[Given records Boundary: Start]

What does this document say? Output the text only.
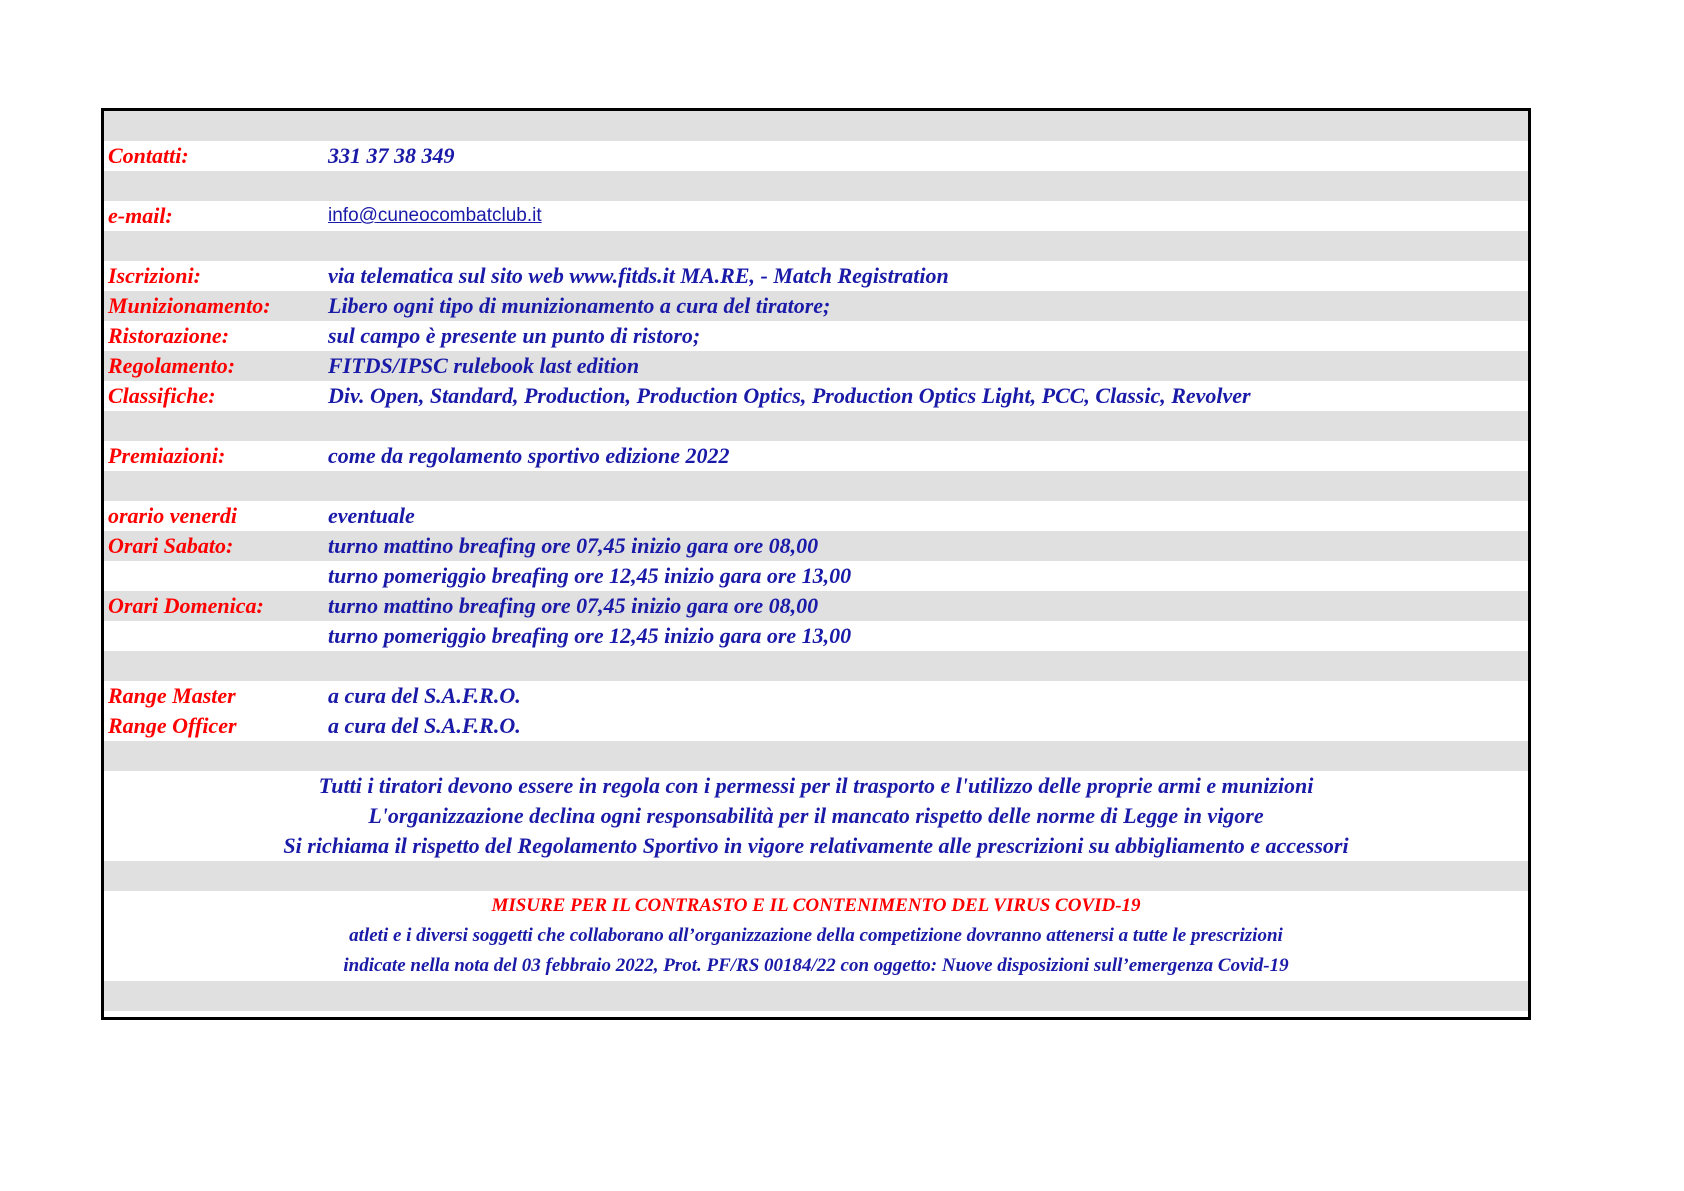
Contatti:	331 37 38 349
e-mail:	info@cuneocombatclub.it
Iscrizioni:	via telematica sul sito web www.fitds.it MA.RE, - Match Registration
Munizionamento:	Libero ogni tipo di munizionamento a cura del tiratore;
Ristorazione:	sul campo è presente un punto di ristoro;
Regolamento:	FITDS/IPSC rulebook last edition
Classifiche:	Div. Open, Standard, Production, Production Optics, Production Optics Light, PCC, Classic, Revolver
Premiazioni:	come da regolamento sportivo edizione 2022
orario venerdi	eventuale
Orari Sabato:	turno mattino breafing ore 07,45 inizio gara ore 08,00
turno pomeriggio breafing ore 12,45 inizio gara ore 13,00
Orari Domenica:	turno mattino breafing ore 07,45 inizio gara ore 08,00
turno pomeriggio breafing ore 12,45 inizio gara ore 13,00
Range Master	a cura del S.A.F.R.O.
Range Officer	a cura del S.A.F.R.O.
Tutti i tiratori devono essere in regola con i permessi per il trasporto e l'utilizzo delle proprie armi e munizioni
L'organizzazione declina ogni responsabilità per il mancato rispetto delle norme di Legge in vigore
Si richiama il rispetto del Regolamento Sportivo in vigore relativamente alle prescrizioni su abbigliamento e accessori
MISURE PER IL CONTRASTO E IL CONTENIMENTO DEL VIRUS COVID-19
atleti e i diversi soggetti che collaborano all’organizzazione della competizione dovranno attenersi a tutte le prescrizioni
indicate nella nota del 03 febbraio 2022, Prot. PF/RS 00184/22 con oggetto: Nuove disposizioni sull’emergenza Covid-19
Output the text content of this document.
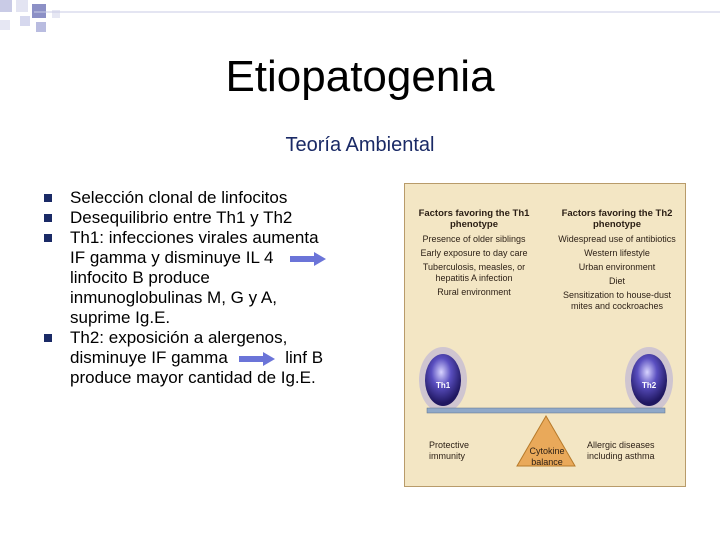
Etiopatogenia
Teoría Ambiental
Selección clonal de linfocitos
Desequilibrio entre Th1 y Th2
Th1: infecciones virales aumenta
IF gamma y disminuye IL 4
linfocito B produce
inmunoglobulinas M, G y A,
suprime Ig.E.
Th2: exposición a alergenos,
disminuye IF gamma	linf B
produce mayor cantidad de Ig.E.
Factors favoring the Th1 phenotype
Presence of older siblings
Early exposure to day care
Tuberculosis, measles, or hepatitis A infection
Rural environment
Factors favoring the Th2 phenotype
Widespread use of antibiotics
Western lifestyle
Urban environment
Diet
Sensitization to house-dust mites and cockroaches
Th1	Th2
Protective immunity	Cytokine balance
Allergic diseases including asthma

[Given records Boundary: End]

Find the lines above that include the string "gara" and copy them.

Orari Sabato:	turno mattino breafing ore 07,45 inizio gara ore 08,00
turno pomeriggio breafing ore 12,45 inizio gara ore 13,00
Orari Domenica:	turno mattino breafing ore 07,45 inizio gara ore 08,00
turno pomeriggio breafing ore 12,45 inizio gara ore 13,00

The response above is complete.